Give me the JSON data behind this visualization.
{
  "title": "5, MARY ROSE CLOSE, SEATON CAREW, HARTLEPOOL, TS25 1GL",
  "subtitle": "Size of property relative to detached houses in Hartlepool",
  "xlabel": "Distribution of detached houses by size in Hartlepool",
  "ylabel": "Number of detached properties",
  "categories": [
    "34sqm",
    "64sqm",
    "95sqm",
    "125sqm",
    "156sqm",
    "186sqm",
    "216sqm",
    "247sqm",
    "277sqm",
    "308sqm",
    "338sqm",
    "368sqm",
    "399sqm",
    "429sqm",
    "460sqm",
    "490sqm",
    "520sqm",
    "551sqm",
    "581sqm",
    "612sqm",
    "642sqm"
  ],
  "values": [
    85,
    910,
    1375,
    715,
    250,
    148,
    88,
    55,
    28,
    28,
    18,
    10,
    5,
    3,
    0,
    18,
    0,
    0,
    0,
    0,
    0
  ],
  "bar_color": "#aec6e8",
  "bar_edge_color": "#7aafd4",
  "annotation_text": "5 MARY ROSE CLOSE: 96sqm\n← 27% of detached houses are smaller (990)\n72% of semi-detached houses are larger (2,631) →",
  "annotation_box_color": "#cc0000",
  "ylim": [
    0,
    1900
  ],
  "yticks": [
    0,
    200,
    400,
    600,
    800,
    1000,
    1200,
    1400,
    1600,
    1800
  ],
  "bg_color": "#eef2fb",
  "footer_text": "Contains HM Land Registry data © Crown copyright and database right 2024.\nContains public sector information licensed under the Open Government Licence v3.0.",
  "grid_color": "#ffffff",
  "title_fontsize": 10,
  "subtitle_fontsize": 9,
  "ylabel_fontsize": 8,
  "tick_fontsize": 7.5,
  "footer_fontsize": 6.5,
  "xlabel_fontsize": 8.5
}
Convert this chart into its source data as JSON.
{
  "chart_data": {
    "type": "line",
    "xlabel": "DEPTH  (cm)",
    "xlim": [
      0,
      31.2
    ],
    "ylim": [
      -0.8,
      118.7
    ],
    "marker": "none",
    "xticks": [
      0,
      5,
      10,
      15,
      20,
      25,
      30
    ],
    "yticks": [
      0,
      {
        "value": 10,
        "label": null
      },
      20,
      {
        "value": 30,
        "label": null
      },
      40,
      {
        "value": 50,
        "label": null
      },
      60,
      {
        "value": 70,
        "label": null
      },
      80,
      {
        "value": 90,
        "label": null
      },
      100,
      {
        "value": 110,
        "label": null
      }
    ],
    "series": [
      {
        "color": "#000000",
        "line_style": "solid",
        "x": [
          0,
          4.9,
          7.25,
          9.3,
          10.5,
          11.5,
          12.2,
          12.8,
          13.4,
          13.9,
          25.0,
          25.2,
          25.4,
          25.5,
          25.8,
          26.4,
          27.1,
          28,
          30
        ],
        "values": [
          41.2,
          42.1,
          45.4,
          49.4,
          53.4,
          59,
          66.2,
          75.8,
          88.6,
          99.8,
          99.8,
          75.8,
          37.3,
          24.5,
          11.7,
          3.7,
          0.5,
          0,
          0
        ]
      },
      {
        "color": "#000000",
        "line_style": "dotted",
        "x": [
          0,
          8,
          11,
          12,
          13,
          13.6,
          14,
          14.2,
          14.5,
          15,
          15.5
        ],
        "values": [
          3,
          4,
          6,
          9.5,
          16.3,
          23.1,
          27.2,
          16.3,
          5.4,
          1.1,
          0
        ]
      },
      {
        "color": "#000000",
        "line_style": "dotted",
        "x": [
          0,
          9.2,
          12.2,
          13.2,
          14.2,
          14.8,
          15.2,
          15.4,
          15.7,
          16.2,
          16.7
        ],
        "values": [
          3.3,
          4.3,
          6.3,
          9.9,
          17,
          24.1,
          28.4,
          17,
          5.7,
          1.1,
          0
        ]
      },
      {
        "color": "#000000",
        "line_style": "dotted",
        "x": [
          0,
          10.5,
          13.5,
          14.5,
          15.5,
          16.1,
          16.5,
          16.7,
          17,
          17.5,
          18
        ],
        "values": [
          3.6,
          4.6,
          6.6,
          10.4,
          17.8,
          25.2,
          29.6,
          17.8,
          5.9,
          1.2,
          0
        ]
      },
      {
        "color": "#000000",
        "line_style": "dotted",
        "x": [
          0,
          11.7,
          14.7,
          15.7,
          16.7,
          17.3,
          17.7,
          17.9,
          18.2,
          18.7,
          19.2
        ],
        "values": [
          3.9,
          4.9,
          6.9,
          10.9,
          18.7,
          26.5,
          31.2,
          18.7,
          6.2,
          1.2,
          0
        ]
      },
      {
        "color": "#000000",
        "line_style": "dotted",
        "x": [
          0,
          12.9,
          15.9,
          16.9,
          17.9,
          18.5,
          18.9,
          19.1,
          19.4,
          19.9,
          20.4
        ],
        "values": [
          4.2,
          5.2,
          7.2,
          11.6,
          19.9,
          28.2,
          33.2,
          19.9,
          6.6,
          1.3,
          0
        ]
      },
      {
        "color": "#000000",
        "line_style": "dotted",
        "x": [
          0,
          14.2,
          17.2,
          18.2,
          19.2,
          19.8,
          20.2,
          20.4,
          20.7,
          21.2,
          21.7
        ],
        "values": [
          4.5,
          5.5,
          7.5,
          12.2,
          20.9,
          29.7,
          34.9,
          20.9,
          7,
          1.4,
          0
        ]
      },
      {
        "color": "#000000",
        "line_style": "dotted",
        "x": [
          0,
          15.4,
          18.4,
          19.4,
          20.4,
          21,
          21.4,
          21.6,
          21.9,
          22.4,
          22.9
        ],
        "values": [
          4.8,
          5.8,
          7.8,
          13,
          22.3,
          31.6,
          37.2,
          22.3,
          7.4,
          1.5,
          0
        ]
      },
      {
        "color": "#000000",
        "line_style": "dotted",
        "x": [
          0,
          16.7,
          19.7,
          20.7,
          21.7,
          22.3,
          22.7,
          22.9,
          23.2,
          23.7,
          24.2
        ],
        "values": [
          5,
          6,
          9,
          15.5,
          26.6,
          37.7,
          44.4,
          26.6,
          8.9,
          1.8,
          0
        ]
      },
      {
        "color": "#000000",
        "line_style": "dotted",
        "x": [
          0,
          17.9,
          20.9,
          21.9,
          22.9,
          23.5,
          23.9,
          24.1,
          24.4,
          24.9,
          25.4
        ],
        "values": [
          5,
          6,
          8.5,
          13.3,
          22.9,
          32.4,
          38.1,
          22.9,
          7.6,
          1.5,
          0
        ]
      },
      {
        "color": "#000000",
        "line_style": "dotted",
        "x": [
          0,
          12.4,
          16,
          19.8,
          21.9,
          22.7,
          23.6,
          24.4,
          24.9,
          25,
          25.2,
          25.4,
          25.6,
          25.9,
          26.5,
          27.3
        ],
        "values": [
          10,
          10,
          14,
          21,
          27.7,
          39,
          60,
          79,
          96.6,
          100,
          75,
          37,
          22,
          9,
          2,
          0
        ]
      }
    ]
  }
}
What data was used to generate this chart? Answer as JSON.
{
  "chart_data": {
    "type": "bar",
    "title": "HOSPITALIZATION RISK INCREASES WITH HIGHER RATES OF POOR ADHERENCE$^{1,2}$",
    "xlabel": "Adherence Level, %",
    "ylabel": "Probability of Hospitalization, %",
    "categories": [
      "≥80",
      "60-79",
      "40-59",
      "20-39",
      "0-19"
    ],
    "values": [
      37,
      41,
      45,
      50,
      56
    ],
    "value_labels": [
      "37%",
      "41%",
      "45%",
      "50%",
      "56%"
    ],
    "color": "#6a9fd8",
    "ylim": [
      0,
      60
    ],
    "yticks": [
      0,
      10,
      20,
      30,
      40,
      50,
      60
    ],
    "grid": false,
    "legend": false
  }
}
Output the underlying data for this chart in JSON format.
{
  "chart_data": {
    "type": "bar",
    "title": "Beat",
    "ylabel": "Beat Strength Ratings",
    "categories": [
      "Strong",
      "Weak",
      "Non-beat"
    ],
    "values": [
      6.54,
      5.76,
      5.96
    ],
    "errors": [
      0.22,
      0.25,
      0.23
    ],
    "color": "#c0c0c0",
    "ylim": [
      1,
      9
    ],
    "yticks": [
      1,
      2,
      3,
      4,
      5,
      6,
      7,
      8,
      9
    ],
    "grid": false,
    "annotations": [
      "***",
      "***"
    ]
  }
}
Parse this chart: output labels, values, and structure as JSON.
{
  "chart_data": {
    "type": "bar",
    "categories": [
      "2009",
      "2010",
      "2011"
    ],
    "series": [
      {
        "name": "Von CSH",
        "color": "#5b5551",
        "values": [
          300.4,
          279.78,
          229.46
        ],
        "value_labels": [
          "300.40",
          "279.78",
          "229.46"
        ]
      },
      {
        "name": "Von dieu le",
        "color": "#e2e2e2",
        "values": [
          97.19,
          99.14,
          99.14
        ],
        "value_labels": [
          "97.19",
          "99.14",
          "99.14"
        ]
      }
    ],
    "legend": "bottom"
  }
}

What you should do:
Locate all lines in the listing above with the word "detached". Copy them.

Output for this exercise:
  "subtitle": "Size of property relative to detached houses in Hartlepool",
  "xlabel": "Distribution of detached houses by size in Hartlepool",
  "ylabel": "Number of detached properties",
  "annotation_text": "5 MARY ROSE CLOSE: 96sqm\n← 27% of detached houses are smaller (990)\n72% of semi-detached houses are larger (2,631) →",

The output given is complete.